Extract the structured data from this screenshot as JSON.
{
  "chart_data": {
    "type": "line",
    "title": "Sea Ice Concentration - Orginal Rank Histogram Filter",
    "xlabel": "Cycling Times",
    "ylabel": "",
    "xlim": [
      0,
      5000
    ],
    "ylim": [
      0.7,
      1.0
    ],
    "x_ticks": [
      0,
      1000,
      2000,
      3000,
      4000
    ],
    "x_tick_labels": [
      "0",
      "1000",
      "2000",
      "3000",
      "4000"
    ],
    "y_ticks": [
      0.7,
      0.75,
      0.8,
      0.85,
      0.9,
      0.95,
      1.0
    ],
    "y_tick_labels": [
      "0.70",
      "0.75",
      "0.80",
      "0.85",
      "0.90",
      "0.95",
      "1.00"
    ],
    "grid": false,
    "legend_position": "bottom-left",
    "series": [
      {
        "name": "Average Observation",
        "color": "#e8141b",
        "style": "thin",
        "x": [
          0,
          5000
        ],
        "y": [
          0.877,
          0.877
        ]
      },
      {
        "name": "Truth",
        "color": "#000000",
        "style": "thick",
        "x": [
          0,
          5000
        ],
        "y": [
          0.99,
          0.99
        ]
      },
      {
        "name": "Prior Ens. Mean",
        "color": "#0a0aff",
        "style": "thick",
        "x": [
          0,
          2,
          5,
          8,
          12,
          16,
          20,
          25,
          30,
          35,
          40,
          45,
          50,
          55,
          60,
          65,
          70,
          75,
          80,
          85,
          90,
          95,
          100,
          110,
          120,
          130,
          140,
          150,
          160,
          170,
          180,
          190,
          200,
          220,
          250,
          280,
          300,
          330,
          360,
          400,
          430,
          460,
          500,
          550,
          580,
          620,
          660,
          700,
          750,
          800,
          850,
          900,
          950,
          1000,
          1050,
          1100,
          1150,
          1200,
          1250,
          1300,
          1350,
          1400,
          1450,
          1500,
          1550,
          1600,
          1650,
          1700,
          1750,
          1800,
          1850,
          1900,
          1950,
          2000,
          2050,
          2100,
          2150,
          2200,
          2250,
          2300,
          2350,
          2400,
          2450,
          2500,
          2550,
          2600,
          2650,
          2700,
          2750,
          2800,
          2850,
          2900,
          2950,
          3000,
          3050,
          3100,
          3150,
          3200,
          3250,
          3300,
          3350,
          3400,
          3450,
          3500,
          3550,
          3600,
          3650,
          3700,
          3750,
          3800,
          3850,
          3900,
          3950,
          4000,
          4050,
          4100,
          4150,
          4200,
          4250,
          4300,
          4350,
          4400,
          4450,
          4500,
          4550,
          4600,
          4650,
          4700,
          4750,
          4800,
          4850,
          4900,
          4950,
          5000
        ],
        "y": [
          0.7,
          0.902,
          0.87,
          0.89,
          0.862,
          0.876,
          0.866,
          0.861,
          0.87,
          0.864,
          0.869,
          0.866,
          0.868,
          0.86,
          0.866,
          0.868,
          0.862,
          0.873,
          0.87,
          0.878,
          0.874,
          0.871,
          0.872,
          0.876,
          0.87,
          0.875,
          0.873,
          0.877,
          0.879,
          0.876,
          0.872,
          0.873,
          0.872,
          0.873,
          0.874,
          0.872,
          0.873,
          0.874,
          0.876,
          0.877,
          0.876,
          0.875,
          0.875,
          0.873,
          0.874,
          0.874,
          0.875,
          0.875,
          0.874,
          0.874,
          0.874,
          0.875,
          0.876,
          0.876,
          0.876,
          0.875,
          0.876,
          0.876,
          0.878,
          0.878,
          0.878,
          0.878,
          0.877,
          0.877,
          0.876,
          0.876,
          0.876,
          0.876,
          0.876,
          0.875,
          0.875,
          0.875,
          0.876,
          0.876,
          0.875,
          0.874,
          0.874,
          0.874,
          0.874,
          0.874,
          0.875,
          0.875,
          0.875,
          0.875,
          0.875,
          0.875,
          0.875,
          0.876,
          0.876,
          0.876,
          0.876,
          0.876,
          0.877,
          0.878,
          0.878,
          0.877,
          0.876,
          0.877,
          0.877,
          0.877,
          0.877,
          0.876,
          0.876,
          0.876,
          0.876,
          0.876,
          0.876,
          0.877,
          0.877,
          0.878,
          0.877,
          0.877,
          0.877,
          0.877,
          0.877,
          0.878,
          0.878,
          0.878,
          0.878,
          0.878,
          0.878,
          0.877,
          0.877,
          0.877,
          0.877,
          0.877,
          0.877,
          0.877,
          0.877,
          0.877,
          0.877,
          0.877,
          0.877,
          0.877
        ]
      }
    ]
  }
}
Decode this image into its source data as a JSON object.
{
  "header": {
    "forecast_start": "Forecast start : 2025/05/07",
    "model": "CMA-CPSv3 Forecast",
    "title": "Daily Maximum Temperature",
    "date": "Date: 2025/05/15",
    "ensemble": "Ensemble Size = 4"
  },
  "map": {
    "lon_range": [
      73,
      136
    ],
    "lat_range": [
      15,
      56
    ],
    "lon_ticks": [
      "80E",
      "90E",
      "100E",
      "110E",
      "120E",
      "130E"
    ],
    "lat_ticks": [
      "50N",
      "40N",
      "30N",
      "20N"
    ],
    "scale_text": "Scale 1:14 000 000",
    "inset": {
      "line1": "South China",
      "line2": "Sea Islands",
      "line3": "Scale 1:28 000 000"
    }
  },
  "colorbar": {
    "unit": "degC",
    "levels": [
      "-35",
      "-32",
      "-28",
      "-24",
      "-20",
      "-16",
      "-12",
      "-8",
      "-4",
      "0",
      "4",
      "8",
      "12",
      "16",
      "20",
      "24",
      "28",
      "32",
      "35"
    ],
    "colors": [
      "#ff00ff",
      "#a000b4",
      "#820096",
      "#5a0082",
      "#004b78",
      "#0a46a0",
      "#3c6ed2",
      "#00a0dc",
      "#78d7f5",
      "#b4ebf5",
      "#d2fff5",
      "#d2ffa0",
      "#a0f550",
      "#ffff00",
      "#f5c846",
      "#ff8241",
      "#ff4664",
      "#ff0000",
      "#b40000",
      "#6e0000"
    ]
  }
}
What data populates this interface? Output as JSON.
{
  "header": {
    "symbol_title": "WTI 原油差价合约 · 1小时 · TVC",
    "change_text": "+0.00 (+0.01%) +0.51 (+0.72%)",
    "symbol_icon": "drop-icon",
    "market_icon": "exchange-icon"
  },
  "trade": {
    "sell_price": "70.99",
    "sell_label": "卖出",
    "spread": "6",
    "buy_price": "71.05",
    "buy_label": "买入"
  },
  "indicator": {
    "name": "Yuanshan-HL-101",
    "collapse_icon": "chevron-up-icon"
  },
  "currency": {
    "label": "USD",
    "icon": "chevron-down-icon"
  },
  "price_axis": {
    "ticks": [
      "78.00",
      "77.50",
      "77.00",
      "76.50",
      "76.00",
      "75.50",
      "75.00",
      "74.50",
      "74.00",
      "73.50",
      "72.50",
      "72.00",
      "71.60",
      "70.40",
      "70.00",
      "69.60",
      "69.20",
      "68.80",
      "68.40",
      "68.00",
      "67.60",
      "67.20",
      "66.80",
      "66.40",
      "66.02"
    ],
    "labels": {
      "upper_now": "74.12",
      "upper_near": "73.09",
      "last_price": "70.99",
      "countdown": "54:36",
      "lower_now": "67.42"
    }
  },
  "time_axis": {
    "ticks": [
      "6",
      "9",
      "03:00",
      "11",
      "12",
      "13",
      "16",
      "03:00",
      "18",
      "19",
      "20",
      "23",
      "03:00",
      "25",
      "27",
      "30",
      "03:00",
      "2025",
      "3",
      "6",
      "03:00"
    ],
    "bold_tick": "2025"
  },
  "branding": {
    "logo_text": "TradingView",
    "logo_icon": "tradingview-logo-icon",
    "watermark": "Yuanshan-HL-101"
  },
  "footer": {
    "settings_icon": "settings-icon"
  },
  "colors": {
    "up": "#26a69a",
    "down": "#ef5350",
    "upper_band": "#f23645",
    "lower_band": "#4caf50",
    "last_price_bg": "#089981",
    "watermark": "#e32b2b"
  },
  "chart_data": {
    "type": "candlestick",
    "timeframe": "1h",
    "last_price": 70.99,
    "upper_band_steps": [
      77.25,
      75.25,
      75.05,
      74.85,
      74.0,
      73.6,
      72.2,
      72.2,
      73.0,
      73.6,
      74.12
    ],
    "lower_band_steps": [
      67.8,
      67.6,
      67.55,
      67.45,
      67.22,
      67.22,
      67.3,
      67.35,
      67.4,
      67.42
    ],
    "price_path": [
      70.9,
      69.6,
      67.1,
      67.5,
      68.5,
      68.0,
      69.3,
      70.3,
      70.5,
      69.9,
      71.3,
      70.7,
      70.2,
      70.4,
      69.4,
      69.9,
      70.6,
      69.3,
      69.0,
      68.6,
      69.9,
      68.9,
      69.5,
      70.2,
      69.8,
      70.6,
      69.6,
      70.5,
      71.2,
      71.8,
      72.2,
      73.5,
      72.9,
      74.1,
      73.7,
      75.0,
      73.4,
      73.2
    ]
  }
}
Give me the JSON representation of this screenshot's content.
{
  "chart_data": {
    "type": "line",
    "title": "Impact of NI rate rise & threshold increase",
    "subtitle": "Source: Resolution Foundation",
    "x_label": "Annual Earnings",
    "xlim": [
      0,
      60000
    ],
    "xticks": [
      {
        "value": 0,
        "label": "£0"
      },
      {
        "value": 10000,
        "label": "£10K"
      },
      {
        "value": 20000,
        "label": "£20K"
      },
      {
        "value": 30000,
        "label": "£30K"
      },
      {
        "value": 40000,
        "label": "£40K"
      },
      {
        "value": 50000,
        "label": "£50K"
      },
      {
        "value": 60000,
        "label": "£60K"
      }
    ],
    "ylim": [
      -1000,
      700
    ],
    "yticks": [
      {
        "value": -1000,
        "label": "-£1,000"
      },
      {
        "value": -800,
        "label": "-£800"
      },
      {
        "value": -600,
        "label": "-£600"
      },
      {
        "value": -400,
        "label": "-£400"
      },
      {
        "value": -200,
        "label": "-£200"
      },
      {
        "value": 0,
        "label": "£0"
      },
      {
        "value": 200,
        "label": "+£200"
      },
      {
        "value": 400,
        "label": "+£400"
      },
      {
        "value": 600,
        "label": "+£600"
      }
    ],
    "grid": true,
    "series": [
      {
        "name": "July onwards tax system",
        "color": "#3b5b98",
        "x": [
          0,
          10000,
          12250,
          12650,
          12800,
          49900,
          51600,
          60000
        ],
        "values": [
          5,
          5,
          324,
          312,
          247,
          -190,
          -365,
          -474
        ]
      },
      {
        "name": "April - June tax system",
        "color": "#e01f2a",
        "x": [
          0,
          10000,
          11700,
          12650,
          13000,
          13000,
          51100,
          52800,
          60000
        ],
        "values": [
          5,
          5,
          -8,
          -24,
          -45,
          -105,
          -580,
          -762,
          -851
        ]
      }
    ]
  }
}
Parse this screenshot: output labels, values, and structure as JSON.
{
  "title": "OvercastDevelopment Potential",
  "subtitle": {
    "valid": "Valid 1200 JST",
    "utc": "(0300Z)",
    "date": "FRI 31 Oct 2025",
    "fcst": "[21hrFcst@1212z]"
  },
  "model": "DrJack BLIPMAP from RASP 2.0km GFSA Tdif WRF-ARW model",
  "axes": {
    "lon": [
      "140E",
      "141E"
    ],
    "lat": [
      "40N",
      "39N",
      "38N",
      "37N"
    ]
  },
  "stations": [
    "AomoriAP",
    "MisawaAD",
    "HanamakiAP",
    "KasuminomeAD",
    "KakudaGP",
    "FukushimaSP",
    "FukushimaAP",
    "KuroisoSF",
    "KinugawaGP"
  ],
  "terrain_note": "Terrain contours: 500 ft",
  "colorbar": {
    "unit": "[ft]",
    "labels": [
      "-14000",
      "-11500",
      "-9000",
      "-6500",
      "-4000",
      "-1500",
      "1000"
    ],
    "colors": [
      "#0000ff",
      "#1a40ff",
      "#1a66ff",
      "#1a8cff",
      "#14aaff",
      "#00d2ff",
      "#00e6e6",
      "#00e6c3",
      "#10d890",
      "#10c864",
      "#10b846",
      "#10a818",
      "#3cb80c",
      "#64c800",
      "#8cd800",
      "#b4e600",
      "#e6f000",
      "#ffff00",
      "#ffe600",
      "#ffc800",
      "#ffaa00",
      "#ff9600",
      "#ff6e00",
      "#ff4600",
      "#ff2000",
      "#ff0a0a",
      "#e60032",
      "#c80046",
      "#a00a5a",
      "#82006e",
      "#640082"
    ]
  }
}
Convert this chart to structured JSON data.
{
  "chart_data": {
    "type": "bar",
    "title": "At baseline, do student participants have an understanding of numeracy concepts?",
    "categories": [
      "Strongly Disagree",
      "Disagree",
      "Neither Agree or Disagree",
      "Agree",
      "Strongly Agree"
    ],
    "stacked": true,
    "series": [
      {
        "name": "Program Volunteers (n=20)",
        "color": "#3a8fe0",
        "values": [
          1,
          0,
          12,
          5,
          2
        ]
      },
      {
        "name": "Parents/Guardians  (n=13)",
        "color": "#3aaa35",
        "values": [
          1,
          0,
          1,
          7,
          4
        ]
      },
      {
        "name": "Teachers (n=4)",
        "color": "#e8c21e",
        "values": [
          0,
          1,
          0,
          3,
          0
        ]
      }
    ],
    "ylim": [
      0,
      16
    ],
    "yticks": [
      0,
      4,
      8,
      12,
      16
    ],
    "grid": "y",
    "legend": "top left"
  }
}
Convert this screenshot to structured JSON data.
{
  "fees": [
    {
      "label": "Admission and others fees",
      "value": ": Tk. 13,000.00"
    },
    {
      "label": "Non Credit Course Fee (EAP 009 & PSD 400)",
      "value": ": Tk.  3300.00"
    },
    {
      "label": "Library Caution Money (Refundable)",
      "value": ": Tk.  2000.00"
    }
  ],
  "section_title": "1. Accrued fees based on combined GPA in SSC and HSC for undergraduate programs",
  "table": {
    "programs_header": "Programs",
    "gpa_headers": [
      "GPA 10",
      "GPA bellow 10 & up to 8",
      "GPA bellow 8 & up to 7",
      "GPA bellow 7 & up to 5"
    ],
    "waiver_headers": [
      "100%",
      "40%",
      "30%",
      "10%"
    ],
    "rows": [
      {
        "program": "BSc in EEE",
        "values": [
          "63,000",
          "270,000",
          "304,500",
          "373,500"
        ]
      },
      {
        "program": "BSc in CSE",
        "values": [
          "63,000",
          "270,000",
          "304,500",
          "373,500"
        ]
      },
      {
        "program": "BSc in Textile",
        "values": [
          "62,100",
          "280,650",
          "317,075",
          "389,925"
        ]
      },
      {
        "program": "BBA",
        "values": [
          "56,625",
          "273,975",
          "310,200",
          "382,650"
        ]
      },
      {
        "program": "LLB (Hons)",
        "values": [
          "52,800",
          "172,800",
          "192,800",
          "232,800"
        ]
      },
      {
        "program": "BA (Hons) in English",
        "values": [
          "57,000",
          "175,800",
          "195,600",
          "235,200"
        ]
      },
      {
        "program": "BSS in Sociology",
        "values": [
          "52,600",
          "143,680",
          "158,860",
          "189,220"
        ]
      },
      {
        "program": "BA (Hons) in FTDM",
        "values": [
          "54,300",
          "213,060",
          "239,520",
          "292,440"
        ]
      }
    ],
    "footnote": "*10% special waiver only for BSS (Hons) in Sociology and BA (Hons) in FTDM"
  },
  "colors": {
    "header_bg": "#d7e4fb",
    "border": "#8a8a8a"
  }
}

═══

* **Aim**:
Search the preceding listing for "bellow" and extract every line where it is found.

* **Full output**:
      "GPA bellow 10 & up to 8",
      "GPA bellow 8 & up to 7",
      "GPA bellow 7 & up to 5"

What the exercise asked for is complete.